### Exercise instructions
In the listing below, find every line containing "title" and copy it out.
'''
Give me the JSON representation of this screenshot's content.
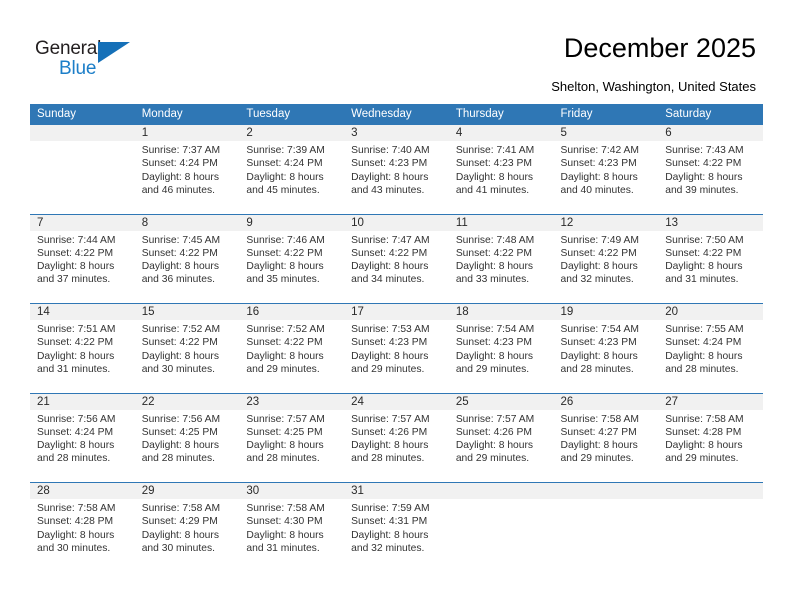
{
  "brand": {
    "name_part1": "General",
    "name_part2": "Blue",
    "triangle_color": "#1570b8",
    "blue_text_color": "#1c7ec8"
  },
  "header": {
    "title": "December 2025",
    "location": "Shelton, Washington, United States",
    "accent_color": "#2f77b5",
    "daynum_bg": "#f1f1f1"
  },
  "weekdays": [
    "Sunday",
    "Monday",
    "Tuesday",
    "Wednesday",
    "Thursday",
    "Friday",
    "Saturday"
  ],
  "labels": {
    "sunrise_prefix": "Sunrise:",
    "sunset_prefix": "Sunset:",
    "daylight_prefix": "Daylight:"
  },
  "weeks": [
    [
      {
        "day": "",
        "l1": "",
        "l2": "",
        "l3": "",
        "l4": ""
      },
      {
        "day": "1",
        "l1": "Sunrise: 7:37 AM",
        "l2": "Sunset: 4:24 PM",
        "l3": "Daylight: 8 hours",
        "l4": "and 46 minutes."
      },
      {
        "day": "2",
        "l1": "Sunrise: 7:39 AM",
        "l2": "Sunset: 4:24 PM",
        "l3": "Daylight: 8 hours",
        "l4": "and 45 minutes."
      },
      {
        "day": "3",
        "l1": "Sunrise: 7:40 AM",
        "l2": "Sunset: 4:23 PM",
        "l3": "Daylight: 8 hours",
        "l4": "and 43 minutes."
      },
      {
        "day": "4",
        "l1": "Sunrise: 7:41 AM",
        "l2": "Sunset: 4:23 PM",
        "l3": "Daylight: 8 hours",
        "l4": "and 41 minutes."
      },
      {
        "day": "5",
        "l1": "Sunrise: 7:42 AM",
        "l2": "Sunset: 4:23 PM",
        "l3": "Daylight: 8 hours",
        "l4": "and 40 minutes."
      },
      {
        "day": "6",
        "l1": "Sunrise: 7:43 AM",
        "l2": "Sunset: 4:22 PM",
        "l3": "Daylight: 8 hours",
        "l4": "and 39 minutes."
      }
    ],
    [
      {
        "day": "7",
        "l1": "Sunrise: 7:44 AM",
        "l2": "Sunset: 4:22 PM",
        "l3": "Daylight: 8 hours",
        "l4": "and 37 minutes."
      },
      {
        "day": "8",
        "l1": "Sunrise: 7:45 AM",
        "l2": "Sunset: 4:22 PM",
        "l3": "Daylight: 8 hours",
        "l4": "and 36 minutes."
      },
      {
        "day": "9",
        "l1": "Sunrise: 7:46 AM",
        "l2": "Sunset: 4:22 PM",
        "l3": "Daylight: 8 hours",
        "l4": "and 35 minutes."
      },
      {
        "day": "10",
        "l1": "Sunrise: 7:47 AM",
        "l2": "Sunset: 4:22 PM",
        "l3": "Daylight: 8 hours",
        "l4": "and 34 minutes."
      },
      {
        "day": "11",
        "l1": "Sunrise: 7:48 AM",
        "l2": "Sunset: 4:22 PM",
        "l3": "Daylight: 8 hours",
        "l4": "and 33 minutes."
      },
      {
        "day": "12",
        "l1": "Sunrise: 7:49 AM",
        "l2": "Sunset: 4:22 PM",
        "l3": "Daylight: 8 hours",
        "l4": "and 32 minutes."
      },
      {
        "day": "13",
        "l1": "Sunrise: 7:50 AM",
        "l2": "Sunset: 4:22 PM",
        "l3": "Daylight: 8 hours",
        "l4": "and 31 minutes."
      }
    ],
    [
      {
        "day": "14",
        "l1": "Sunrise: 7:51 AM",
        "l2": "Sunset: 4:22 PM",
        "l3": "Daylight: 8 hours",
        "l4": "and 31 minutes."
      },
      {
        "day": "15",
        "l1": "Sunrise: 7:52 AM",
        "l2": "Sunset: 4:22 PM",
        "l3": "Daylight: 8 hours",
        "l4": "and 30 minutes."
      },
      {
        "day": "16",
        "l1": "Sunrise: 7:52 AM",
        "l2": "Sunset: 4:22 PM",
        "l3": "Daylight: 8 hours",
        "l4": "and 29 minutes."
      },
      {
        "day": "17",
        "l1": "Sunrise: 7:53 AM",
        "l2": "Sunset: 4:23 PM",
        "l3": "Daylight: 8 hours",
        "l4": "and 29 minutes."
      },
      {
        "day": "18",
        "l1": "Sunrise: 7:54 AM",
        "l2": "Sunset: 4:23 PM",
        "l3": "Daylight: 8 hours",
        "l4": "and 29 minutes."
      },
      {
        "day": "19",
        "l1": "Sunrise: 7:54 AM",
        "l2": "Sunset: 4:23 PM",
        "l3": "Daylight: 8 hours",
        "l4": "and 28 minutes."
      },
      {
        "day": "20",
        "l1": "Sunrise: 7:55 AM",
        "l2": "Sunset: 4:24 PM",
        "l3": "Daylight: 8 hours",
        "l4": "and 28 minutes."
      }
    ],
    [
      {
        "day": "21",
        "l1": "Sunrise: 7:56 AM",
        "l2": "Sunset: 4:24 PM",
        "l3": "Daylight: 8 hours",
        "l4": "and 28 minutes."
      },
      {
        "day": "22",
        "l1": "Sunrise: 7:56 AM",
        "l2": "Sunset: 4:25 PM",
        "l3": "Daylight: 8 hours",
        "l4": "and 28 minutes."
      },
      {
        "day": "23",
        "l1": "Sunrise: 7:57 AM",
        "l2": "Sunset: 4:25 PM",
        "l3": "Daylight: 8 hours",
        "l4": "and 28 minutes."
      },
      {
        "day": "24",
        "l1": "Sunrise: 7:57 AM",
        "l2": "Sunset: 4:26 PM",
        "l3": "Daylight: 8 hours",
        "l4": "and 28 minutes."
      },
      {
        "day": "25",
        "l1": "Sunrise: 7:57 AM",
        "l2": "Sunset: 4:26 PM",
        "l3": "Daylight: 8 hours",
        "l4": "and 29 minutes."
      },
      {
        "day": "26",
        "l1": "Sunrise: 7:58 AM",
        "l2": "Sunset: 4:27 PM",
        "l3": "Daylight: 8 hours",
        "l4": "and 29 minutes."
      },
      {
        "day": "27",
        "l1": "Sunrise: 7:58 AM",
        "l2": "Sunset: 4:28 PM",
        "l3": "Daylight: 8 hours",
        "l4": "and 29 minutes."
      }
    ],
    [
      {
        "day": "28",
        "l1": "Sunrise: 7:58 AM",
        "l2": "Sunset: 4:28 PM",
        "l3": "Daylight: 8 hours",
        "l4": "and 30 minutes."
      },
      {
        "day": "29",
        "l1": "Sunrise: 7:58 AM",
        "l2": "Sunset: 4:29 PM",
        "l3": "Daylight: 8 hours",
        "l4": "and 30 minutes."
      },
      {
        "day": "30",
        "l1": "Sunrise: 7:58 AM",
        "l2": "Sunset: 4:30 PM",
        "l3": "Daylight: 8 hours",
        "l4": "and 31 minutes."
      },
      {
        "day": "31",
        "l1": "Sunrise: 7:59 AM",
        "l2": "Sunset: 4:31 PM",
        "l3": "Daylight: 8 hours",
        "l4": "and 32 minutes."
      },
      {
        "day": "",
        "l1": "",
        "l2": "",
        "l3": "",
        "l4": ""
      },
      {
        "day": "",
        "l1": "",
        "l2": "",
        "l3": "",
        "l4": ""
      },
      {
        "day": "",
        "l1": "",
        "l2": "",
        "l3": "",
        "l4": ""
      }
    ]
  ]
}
'''
'''
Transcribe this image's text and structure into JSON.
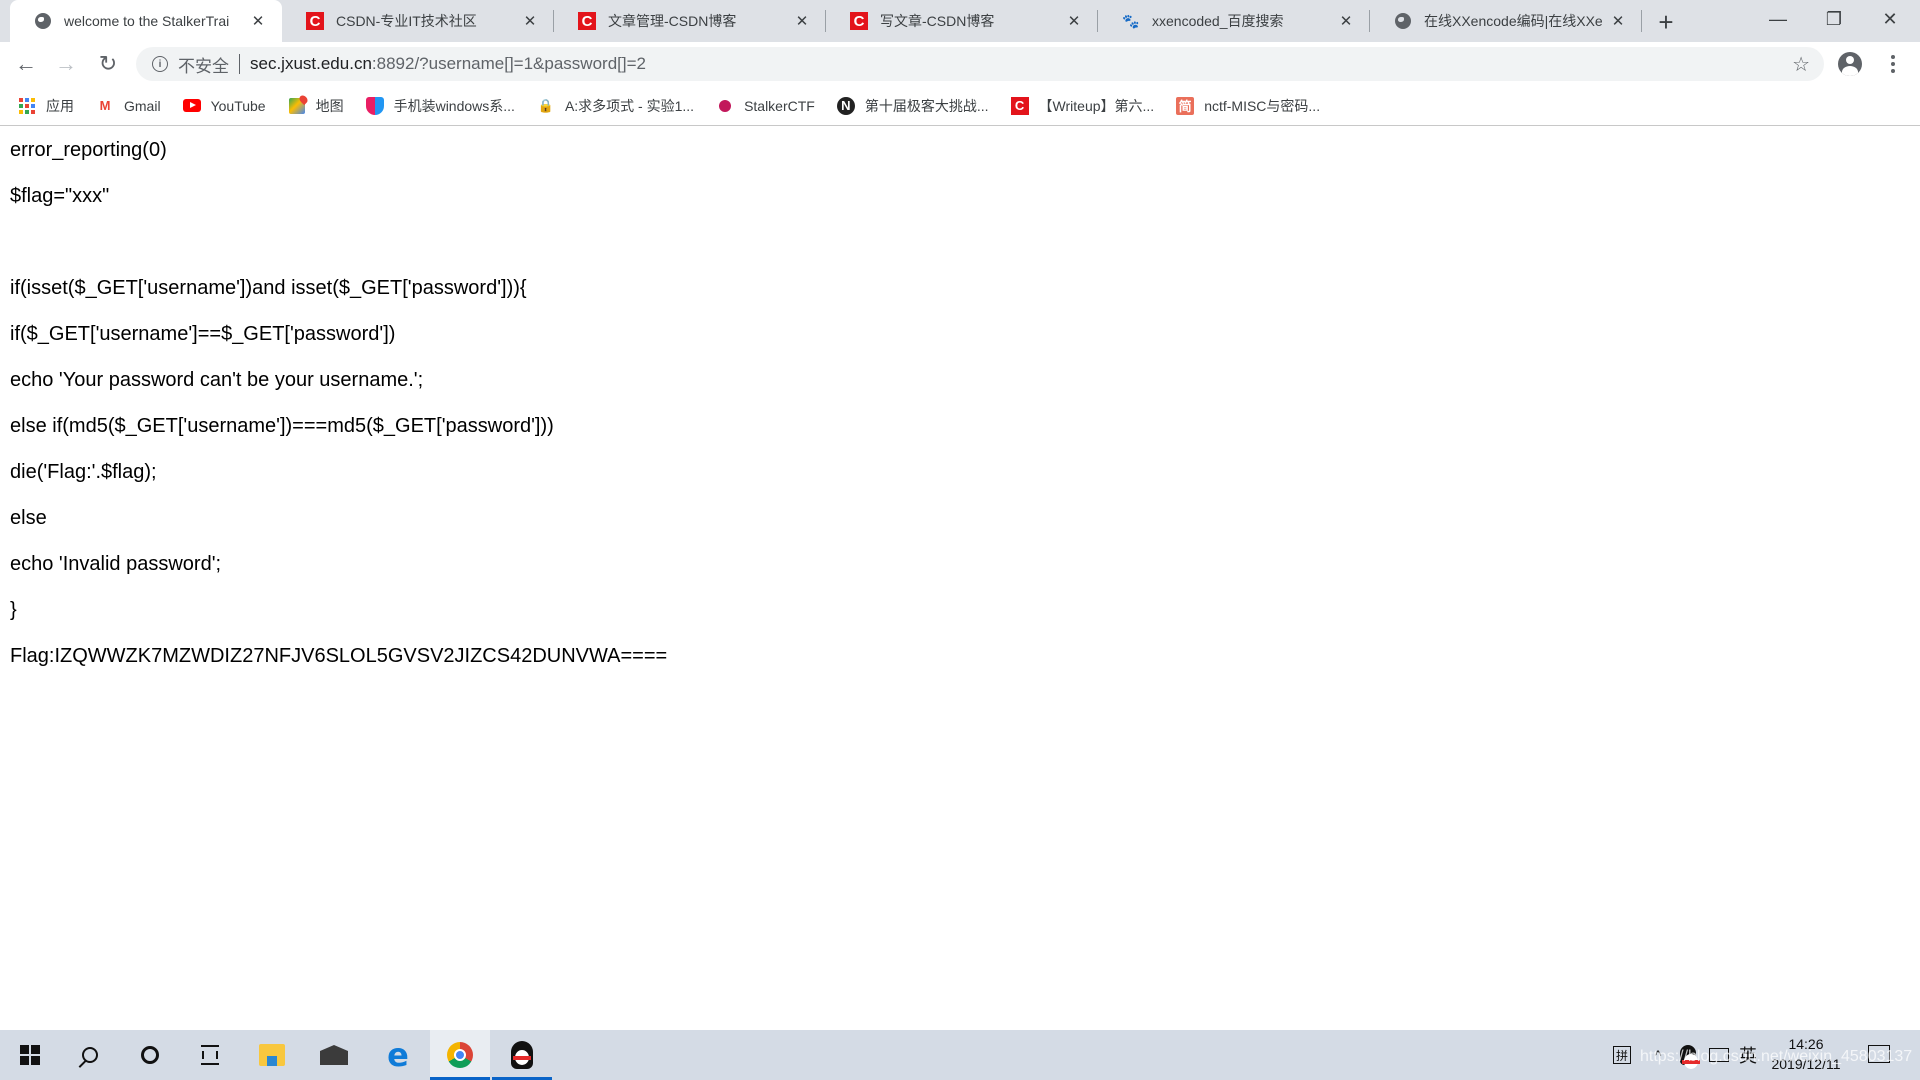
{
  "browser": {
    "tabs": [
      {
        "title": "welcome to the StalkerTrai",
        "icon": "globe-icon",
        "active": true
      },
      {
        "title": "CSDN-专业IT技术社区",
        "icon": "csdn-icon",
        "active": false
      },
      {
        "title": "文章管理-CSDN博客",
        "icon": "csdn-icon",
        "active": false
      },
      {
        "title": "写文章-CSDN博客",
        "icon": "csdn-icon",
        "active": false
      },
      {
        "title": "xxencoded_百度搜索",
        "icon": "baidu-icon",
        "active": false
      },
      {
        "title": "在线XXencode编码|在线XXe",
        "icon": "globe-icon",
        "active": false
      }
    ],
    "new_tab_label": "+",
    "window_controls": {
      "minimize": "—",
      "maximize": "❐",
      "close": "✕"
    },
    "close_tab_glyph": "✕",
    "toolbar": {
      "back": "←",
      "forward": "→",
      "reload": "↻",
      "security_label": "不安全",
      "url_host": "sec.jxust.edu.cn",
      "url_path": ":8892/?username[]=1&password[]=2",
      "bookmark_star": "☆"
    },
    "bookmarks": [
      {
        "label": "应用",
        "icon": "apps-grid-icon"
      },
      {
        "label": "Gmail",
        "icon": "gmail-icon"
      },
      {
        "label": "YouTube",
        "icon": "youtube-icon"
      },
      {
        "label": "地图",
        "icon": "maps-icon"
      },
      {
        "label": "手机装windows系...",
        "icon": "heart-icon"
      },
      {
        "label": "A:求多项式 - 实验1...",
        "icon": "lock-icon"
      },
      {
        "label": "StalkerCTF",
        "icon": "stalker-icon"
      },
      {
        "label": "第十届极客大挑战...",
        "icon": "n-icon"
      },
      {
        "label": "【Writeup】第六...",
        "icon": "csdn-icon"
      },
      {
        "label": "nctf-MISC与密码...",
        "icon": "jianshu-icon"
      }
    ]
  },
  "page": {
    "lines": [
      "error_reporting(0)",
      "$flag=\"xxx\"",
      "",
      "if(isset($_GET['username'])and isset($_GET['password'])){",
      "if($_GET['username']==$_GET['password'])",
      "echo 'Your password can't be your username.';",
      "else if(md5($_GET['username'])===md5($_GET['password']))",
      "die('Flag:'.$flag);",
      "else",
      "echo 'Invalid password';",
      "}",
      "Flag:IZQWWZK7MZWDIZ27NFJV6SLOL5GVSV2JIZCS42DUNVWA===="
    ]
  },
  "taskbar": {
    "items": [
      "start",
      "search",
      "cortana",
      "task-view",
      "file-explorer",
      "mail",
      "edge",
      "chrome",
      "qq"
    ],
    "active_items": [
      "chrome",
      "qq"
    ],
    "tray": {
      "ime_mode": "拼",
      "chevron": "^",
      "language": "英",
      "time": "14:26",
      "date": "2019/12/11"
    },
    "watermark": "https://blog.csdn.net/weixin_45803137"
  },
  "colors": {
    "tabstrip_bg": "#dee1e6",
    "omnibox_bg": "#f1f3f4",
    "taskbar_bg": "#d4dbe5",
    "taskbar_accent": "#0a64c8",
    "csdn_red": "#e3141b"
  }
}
'''
'''
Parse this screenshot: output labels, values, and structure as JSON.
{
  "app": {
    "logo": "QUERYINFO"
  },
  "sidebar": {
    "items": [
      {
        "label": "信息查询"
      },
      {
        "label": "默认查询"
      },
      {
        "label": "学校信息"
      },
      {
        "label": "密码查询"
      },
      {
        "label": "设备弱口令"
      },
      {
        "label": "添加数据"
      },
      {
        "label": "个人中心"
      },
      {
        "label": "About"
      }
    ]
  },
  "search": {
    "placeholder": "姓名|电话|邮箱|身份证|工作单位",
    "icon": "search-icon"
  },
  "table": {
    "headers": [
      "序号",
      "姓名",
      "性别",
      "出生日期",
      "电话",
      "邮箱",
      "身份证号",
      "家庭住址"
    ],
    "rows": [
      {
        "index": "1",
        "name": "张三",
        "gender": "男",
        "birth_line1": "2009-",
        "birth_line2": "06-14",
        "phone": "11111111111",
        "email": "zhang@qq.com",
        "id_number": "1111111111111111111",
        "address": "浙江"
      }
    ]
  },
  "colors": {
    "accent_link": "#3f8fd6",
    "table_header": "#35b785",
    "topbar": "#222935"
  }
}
'''
### Solution to this exercise
    "title": "December 2025",
        "title": "welcome to the StalkerTrai",
        "title": "CSDN-专业IT技术社区",
        "title": "文章管理-CSDN博客",
        "title": "写文章-CSDN博客",
        "title": "xxencoded_百度搜索",
        "title": "在线XXencode编码|在线XXe",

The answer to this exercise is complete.